Repeat the whole listing below, word for word.

▶ _Records for the task_:

[BEGIN]

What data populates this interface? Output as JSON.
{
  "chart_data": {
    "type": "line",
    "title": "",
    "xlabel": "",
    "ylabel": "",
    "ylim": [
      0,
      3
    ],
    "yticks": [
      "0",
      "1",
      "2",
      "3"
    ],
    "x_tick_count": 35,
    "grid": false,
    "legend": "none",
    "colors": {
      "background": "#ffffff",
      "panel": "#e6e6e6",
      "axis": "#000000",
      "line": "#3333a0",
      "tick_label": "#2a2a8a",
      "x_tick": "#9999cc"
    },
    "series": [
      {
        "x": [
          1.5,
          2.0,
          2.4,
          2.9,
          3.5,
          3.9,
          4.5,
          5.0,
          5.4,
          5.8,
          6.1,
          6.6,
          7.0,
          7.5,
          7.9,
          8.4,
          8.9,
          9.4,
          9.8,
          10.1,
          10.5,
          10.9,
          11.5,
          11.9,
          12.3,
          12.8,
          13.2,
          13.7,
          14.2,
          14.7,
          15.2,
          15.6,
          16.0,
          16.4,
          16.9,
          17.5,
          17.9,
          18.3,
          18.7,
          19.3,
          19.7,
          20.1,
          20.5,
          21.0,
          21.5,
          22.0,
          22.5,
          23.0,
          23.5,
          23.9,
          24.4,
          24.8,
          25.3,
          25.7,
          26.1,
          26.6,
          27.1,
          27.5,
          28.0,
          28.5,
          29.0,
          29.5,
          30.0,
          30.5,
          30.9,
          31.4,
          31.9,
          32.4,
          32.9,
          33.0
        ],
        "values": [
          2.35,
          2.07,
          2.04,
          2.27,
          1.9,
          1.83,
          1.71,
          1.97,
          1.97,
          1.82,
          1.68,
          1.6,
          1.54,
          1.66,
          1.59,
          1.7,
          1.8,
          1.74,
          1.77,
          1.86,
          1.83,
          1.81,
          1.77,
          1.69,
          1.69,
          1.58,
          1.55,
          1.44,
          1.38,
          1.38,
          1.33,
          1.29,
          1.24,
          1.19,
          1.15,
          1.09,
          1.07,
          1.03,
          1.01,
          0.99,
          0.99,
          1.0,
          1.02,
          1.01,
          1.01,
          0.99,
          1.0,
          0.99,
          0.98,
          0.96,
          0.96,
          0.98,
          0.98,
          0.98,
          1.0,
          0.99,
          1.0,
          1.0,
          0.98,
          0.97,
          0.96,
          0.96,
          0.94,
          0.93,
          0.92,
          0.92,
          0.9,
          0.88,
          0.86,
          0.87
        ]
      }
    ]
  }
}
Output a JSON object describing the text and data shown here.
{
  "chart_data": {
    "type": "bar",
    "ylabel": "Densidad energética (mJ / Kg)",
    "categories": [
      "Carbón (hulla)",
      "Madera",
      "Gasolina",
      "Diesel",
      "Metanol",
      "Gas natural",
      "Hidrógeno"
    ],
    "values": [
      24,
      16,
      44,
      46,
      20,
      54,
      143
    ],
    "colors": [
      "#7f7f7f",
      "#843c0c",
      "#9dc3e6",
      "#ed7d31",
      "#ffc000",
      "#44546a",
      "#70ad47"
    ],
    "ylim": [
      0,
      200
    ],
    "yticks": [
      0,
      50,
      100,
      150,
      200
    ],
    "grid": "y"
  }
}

[END]

▶ _Solution below_:
What data populates this interface? Output as JSON.
{
  "chart_data": {
    "type": "line",
    "title": "",
    "xlabel": "",
    "ylabel": "",
    "ylim": [
      0,
      3
    ],
    "yticks": [
      "0",
      "1",
      "2",
      "3"
    ],
    "x_tick_count": 35,
    "grid": false,
    "legend": "none",
    "colors": {
      "background": "#ffffff",
      "panel": "#e6e6e6",
      "axis": "#000000",
      "line": "#3333a0",
      "tick_label": "#2a2a8a",
      "x_tick": "#9999cc"
    },
    "series": [
      {
        "x": [
          1.5,
          2.0,
          2.4,
          2.9,
          3.5,
          3.9,
          4.5,
          5.0,
          5.4,
          5.8,
          6.1,
          6.6,
          7.0,
          7.5,
          7.9,
          8.4,
          8.9,
          9.4,
          9.8,
          10.1,
          10.5,
          10.9,
          11.5,
          11.9,
          12.3,
          12.8,
          13.2,
          13.7,
          14.2,
          14.7,
          15.2,
          15.6,
          16.0,
          16.4,
          16.9,
          17.5,
          17.9,
          18.3,
          18.7,
          19.3,
          19.7,
          20.1,
          20.5,
          21.0,
          21.5,
          22.0,
          22.5,
          23.0,
          23.5,
          23.9,
          24.4,
          24.8,
          25.3,
          25.7,
          26.1,
          26.6,
          27.1,
          27.5,
          28.0,
          28.5,
          29.0,
          29.5,
          30.0,
          30.5,
          30.9,
          31.4,
          31.9,
          32.4,
          32.9,
          33.0
        ],
        "values": [
          2.35,
          2.07,
          2.04,
          2.27,
          1.9,
          1.83,
          1.71,
          1.97,
          1.97,
          1.82,
          1.68,
          1.6,
          1.54,
          1.66,
          1.59,
          1.7,
          1.8,
          1.74,
          1.77,
          1.86,
          1.83,
          1.81,
          1.77,
          1.69,
          1.69,
          1.58,
          1.55,
          1.44,
          1.38,
          1.38,
          1.33,
          1.29,
          1.24,
          1.19,
          1.15,
          1.09,
          1.07,
          1.03,
          1.01,
          0.99,
          0.99,
          1.0,
          1.02,
          1.01,
          1.01,
          0.99,
          1.0,
          0.99,
          0.98,
          0.96,
          0.96,
          0.98,
          0.98,
          0.98,
          1.0,
          0.99,
          1.0,
          1.0,
          0.98,
          0.97,
          0.96,
          0.96,
          0.94,
          0.93,
          0.92,
          0.92,
          0.9,
          0.88,
          0.86,
          0.87
        ]
      }
    ]
  }
}
Output a JSON object describing the text and data shown here.
{
  "chart_data": {
    "type": "bar",
    "ylabel": "Densidad energética (mJ / Kg)",
    "categories": [
      "Carbón (hulla)",
      "Madera",
      "Gasolina",
      "Diesel",
      "Metanol",
      "Gas natural",
      "Hidrógeno"
    ],
    "values": [
      24,
      16,
      44,
      46,
      20,
      54,
      143
    ],
    "colors": [
      "#7f7f7f",
      "#843c0c",
      "#9dc3e6",
      "#ed7d31",
      "#ffc000",
      "#44546a",
      "#70ad47"
    ],
    "ylim": [
      0,
      200
    ],
    "yticks": [
      0,
      50,
      100,
      150,
      200
    ],
    "grid": "y"
  }
}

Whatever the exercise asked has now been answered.